§ **Your objective**
Reproduce all of the data exactly, with no line skipped.

§ **Working data**
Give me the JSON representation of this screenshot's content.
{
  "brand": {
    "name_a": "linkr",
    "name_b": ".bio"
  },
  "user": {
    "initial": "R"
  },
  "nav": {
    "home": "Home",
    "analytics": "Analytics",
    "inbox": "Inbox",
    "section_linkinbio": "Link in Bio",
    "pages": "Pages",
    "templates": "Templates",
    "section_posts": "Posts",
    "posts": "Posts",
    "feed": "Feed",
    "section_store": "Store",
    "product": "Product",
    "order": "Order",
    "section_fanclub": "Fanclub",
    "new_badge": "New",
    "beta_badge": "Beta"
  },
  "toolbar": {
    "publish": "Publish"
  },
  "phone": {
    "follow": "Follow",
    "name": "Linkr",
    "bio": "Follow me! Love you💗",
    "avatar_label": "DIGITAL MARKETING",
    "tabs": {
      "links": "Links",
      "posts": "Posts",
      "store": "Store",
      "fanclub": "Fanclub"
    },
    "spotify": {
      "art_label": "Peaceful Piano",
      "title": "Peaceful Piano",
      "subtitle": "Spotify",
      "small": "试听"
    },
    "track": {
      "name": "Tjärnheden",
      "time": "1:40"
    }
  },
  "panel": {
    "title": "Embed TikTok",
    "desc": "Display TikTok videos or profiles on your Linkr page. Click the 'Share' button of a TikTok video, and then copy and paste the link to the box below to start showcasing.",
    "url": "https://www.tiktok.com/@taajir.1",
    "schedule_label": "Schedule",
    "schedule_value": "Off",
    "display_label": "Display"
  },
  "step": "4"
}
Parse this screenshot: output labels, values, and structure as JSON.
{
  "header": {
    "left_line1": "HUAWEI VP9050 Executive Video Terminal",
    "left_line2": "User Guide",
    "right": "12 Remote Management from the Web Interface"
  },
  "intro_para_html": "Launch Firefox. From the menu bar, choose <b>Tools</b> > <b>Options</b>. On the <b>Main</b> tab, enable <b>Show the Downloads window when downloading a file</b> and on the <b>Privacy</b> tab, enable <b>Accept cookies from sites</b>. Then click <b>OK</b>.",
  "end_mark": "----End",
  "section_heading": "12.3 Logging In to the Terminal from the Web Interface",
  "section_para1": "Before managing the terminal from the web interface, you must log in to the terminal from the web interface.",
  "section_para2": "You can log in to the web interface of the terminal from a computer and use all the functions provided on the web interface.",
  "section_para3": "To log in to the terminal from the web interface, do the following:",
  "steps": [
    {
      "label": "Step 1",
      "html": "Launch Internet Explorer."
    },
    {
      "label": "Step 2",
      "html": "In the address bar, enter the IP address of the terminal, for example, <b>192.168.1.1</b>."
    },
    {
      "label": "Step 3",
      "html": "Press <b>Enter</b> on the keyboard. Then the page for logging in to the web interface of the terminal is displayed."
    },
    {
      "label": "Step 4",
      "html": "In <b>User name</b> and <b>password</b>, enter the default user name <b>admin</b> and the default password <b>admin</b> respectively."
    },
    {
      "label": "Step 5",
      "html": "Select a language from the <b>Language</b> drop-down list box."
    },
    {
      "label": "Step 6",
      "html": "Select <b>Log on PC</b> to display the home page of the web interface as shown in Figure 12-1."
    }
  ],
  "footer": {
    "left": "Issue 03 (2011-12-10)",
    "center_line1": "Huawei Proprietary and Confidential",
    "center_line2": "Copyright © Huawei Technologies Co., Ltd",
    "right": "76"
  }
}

§ **Response for this exercise**
Give me the JSON representation of this screenshot's content.
{
  "brand": {
    "name_a": "linkr",
    "name_b": ".bio"
  },
  "user": {
    "initial": "R"
  },
  "nav": {
    "home": "Home",
    "analytics": "Analytics",
    "inbox": "Inbox",
    "section_linkinbio": "Link in Bio",
    "pages": "Pages",
    "templates": "Templates",
    "section_posts": "Posts",
    "posts": "Posts",
    "feed": "Feed",
    "section_store": "Store",
    "product": "Product",
    "order": "Order",
    "section_fanclub": "Fanclub",
    "new_badge": "New",
    "beta_badge": "Beta"
  },
  "toolbar": {
    "publish": "Publish"
  },
  "phone": {
    "follow": "Follow",
    "name": "Linkr",
    "bio": "Follow me! Love you💗",
    "avatar_label": "DIGITAL MARKETING",
    "tabs": {
      "links": "Links",
      "posts": "Posts",
      "store": "Store",
      "fanclub": "Fanclub"
    },
    "spotify": {
      "art_label": "Peaceful Piano",
      "title": "Peaceful Piano",
      "subtitle": "Spotify",
      "small": "试听"
    },
    "track": {
      "name": "Tjärnheden",
      "time": "1:40"
    }
  },
  "panel": {
    "title": "Embed TikTok",
    "desc": "Display TikTok videos or profiles on your Linkr page. Click the 'Share' button of a TikTok video, and then copy and paste the link to the box below to start showcasing.",
    "url": "https://www.tiktok.com/@taajir.1",
    "schedule_label": "Schedule",
    "schedule_value": "Off",
    "display_label": "Display"
  },
  "step": "4"
}
Parse this screenshot: output labels, values, and structure as JSON.
{
  "header": {
    "left_line1": "HUAWEI VP9050 Executive Video Terminal",
    "left_line2": "User Guide",
    "right": "12 Remote Management from the Web Interface"
  },
  "intro_para_html": "Launch Firefox. From the menu bar, choose <b>Tools</b> > <b>Options</b>. On the <b>Main</b> tab, enable <b>Show the Downloads window when downloading a file</b> and on the <b>Privacy</b> tab, enable <b>Accept cookies from sites</b>. Then click <b>OK</b>.",
  "end_mark": "----End",
  "section_heading": "12.3 Logging In to the Terminal from the Web Interface",
  "section_para1": "Before managing the terminal from the web interface, you must log in to the terminal from the web interface.",
  "section_para2": "You can log in to the web interface of the terminal from a computer and use all the functions provided on the web interface.",
  "section_para3": "To log in to the terminal from the web interface, do the following:",
  "steps": [
    {
      "label": "Step 1",
      "html": "Launch Internet Explorer."
    },
    {
      "label": "Step 2",
      "html": "In the address bar, enter the IP address of the terminal, for example, <b>192.168.1.1</b>."
    },
    {
      "label": "Step 3",
      "html": "Press <b>Enter</b> on the keyboard. Then the page for logging in to the web interface of the terminal is displayed."
    },
    {
      "label": "Step 4",
      "html": "In <b>User name</b> and <b>password</b>, enter the default user name <b>admin</b> and the default password <b>admin</b> respectively."
    },
    {
      "label": "Step 5",
      "html": "Select a language from the <b>Language</b> drop-down list box."
    },
    {
      "label": "Step 6",
      "html": "Select <b>Log on PC</b> to display the home page of the web interface as shown in Figure 12-1."
    }
  ],
  "footer": {
    "left": "Issue 03 (2011-12-10)",
    "center_line1": "Huawei Proprietary and Confidential",
    "center_line2": "Copyright © Huawei Technologies Co., Ltd",
    "right": "76"
  }
}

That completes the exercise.